ENTRIES →
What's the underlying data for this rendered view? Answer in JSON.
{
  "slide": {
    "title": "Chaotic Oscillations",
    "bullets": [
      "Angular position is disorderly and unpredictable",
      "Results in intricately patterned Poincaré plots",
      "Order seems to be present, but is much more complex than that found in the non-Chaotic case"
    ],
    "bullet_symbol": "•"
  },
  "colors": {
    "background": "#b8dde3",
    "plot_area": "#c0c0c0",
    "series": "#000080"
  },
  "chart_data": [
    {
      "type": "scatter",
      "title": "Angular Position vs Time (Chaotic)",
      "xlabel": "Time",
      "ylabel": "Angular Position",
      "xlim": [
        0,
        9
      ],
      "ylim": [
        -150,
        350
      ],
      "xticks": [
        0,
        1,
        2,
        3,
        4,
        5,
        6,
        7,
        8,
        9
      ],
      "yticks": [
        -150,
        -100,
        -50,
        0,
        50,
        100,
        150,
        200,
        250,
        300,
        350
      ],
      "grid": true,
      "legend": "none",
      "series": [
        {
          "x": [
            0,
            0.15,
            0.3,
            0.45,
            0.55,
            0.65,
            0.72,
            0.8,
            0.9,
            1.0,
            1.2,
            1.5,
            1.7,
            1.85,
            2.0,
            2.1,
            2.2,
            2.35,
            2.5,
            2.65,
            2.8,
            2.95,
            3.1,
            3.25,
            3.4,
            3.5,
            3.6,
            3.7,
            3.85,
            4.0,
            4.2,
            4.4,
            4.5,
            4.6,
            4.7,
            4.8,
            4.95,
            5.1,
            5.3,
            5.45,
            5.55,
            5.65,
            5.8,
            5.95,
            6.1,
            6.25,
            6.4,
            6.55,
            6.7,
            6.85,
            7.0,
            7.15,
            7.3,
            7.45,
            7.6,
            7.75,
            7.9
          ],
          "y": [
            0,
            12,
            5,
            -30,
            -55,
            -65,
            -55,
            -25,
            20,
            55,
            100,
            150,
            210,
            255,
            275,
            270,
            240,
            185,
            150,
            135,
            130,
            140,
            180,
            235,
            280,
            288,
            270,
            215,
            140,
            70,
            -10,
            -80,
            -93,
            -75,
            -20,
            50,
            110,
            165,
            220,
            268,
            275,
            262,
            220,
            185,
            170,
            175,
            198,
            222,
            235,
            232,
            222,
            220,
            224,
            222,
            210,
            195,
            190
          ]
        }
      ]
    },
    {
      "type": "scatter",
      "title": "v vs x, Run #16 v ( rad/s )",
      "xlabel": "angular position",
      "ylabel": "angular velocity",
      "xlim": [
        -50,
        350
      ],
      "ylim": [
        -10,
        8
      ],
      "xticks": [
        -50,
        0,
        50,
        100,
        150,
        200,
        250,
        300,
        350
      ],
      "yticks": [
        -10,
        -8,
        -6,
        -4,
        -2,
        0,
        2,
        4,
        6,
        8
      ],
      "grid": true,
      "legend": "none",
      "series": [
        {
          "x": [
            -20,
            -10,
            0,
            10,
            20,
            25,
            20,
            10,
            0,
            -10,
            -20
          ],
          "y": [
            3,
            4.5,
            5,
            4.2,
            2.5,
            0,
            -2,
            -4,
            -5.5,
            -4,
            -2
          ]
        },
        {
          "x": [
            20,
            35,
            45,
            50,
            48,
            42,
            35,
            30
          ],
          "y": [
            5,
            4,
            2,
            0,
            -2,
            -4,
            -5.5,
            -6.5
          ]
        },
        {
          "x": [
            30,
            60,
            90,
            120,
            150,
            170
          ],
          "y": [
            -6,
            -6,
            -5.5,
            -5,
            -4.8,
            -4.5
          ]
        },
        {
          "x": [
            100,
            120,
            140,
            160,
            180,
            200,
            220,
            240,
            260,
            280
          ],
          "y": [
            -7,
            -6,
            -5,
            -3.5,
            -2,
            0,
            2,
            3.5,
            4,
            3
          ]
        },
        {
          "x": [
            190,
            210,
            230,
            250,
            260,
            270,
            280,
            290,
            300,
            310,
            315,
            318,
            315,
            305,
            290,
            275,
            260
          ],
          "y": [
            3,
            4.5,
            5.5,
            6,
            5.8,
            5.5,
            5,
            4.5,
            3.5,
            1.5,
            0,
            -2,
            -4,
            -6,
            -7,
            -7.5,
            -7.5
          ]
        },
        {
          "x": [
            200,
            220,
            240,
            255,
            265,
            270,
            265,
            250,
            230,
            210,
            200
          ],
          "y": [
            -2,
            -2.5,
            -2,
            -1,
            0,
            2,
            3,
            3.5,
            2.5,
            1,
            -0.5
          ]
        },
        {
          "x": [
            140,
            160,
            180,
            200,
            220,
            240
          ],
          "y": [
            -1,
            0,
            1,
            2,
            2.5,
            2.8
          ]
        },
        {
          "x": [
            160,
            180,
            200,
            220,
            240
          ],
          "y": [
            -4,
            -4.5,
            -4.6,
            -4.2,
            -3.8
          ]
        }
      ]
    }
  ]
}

TASK BRIEF →
Find and copy each line above that includes the string "title".

ANSWER TO THE TASK →
    "title": "Chaotic Oscillations",
      "title": "Angular Position vs Time (Chaotic)",
      "title": "v vs x, Run #16 v ( rad/s )",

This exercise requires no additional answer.